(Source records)
+++

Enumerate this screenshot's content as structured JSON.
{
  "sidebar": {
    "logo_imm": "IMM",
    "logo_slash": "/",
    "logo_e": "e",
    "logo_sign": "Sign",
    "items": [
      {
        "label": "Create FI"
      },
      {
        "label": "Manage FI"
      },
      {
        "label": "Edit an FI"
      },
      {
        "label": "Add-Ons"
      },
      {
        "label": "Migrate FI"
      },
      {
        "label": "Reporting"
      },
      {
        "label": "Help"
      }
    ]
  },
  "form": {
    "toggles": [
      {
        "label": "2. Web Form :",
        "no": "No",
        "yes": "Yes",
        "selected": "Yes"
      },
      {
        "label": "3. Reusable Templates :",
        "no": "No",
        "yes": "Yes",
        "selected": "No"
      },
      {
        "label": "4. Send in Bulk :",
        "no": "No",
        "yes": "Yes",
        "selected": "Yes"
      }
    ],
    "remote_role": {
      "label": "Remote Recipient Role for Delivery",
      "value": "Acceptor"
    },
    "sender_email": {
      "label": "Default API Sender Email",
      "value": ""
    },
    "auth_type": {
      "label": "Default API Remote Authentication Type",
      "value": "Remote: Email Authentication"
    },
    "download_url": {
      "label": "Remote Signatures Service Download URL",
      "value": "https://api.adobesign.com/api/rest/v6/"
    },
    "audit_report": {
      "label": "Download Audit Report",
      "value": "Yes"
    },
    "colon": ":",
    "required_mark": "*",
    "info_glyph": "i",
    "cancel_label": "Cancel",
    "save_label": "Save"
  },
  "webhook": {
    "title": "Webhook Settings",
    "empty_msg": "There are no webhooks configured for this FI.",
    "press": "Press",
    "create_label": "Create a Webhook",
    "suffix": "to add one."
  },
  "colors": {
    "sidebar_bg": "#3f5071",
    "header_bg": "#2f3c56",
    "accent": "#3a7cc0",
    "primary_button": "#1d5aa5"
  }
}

+++

§ Written task: Identify and list each line with the word "Create".

§ Full answer:
        "label": "Create FI"
    "create_label": "Create a Webhook",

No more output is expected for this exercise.